§ Given exercise
Only the number is wanted: how many lines hold the word "лептоспироза"?

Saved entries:
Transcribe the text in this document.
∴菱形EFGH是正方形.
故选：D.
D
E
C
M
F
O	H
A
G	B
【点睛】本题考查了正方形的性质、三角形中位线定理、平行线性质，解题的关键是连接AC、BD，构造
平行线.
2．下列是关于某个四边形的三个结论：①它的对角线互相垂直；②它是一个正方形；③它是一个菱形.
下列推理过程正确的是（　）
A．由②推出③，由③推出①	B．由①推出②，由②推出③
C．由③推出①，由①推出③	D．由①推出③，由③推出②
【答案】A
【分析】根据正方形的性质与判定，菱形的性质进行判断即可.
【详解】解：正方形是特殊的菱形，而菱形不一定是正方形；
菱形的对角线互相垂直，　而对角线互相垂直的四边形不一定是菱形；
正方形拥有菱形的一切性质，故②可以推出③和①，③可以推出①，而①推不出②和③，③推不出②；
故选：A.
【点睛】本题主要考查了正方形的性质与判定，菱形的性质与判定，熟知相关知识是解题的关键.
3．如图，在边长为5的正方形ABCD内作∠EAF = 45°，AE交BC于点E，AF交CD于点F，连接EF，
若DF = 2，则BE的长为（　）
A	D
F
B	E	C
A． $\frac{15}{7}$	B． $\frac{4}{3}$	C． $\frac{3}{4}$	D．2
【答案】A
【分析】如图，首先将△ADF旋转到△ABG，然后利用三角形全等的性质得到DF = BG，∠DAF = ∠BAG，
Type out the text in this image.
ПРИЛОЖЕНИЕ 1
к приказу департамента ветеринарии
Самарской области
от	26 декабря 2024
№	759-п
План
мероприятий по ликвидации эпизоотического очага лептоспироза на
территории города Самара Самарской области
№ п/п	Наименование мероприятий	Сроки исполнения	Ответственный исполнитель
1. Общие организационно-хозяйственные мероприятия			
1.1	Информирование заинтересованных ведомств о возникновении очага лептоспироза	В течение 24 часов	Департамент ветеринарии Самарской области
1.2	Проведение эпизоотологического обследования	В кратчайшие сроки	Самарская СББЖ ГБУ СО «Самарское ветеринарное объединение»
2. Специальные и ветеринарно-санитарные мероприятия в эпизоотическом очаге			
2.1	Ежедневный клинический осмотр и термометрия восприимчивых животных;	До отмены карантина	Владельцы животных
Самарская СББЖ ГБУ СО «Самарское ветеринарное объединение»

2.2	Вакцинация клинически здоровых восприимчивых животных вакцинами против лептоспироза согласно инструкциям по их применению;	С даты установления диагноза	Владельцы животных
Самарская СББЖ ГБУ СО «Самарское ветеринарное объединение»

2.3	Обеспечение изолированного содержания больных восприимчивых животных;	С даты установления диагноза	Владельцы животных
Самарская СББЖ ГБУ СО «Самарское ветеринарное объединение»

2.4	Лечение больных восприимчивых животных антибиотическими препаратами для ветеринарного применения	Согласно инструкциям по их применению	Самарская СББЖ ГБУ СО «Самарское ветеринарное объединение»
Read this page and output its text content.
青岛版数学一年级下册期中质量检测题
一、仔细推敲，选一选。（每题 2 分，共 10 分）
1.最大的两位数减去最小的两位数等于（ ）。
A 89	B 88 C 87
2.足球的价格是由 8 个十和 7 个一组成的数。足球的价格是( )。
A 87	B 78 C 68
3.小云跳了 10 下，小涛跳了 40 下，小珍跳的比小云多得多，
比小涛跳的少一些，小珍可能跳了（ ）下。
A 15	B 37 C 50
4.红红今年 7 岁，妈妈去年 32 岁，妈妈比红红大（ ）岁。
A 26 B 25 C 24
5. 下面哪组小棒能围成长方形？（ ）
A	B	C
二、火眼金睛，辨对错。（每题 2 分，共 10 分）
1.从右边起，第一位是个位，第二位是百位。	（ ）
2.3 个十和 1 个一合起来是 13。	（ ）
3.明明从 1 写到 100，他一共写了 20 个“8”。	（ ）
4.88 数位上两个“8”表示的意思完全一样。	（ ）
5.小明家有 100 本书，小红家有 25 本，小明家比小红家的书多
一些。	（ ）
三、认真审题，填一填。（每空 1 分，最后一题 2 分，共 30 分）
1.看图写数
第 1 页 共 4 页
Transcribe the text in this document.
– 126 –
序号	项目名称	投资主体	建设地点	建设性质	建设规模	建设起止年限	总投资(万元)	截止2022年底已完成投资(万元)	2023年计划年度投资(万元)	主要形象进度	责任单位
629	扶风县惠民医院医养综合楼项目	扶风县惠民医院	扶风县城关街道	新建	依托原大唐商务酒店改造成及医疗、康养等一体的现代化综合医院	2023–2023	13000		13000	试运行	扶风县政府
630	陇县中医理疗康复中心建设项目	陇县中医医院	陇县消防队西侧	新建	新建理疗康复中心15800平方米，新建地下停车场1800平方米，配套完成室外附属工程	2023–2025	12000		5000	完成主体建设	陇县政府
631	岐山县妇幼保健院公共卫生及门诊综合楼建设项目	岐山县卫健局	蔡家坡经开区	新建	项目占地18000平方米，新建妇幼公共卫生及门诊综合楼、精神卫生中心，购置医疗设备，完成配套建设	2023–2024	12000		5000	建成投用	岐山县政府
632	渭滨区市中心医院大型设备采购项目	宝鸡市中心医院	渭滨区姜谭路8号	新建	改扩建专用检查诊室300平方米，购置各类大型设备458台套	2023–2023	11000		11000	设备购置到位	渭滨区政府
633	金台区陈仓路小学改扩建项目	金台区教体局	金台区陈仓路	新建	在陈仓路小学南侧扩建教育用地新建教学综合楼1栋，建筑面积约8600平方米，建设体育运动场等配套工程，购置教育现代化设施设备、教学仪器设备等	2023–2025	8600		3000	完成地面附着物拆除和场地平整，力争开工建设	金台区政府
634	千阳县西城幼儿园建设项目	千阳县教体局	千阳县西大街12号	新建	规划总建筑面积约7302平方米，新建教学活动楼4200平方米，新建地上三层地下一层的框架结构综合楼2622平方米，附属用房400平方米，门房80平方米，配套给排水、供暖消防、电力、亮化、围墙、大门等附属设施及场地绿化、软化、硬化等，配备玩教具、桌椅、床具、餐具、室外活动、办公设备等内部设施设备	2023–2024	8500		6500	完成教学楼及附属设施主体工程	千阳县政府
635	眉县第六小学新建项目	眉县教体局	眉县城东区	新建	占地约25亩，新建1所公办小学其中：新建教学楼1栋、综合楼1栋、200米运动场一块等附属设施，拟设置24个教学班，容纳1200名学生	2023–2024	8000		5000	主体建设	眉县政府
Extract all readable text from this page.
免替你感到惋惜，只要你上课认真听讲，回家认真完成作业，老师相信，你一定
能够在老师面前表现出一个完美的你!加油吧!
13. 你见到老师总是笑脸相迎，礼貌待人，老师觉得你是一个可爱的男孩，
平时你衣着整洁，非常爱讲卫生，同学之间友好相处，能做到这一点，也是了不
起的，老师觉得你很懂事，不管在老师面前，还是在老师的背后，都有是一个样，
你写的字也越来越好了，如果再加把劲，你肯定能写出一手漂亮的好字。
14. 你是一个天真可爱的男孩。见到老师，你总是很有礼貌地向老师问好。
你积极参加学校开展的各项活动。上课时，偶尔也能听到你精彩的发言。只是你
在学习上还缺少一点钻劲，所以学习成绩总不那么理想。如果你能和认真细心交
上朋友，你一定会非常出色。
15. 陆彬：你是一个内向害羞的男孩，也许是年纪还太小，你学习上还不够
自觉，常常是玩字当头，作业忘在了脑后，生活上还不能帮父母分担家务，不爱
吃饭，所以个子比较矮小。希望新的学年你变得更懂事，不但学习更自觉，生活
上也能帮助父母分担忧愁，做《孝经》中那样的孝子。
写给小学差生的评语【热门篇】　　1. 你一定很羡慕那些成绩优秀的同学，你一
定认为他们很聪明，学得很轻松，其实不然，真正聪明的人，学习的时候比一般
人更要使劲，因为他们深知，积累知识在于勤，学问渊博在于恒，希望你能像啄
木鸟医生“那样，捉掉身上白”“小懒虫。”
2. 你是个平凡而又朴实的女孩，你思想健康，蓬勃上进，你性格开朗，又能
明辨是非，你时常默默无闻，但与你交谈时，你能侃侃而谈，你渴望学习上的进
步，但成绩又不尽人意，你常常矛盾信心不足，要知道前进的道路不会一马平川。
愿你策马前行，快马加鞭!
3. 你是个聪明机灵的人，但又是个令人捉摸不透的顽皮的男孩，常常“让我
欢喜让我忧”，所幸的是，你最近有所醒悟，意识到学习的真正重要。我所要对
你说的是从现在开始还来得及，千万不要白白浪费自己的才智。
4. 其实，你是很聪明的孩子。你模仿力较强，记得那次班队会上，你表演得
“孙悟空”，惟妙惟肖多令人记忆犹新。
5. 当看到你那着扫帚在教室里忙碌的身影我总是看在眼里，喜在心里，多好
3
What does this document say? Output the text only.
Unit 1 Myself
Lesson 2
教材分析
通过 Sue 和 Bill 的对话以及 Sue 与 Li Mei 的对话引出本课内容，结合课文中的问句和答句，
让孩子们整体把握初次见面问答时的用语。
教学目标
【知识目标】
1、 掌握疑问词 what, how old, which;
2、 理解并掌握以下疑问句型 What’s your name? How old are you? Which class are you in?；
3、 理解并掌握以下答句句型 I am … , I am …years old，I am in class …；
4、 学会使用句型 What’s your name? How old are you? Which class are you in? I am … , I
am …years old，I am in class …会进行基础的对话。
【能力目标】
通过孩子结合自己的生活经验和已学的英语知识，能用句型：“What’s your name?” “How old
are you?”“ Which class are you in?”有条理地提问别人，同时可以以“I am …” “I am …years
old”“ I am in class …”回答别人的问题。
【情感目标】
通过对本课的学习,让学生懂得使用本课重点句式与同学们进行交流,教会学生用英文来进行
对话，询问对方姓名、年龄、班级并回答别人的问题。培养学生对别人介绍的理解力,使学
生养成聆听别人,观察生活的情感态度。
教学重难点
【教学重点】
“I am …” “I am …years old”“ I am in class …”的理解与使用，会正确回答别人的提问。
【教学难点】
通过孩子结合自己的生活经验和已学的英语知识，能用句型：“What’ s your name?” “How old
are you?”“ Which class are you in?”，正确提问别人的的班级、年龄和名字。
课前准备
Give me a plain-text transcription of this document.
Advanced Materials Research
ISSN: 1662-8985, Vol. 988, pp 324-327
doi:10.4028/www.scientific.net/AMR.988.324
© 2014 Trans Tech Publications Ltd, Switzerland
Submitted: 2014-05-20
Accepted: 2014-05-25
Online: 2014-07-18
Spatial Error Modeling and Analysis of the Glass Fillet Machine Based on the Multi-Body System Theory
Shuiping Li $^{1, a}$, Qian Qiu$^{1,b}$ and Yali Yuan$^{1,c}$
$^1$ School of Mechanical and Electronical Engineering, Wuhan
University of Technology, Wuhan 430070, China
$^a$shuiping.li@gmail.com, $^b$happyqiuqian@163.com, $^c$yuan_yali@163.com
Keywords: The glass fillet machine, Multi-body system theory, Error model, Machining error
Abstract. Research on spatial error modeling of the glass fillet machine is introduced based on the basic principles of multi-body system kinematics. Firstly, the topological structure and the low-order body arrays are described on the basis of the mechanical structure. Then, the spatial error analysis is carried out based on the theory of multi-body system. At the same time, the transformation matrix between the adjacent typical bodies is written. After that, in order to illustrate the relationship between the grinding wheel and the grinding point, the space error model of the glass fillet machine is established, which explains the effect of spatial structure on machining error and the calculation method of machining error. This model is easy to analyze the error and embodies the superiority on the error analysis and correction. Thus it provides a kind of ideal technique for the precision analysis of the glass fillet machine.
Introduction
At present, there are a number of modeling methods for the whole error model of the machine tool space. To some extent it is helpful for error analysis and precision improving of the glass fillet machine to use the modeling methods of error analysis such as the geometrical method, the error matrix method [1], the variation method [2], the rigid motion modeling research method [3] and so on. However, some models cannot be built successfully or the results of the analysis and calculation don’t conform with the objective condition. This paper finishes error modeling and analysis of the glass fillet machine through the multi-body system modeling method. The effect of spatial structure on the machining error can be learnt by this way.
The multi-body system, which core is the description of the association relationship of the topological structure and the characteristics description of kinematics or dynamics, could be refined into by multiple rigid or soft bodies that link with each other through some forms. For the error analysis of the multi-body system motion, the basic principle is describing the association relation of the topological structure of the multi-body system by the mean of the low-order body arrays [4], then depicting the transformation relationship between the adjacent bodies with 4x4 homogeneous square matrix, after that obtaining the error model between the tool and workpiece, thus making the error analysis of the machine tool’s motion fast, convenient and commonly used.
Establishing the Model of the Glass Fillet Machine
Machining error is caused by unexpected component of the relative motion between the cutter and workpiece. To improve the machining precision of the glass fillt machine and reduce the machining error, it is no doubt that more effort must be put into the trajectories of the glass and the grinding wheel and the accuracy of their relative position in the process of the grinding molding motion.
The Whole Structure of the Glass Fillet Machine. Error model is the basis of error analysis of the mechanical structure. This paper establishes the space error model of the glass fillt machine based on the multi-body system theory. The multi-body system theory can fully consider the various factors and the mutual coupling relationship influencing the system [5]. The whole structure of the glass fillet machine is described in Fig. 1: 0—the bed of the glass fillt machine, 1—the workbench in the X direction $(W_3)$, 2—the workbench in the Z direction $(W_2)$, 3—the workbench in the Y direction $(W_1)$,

§ Correct result
3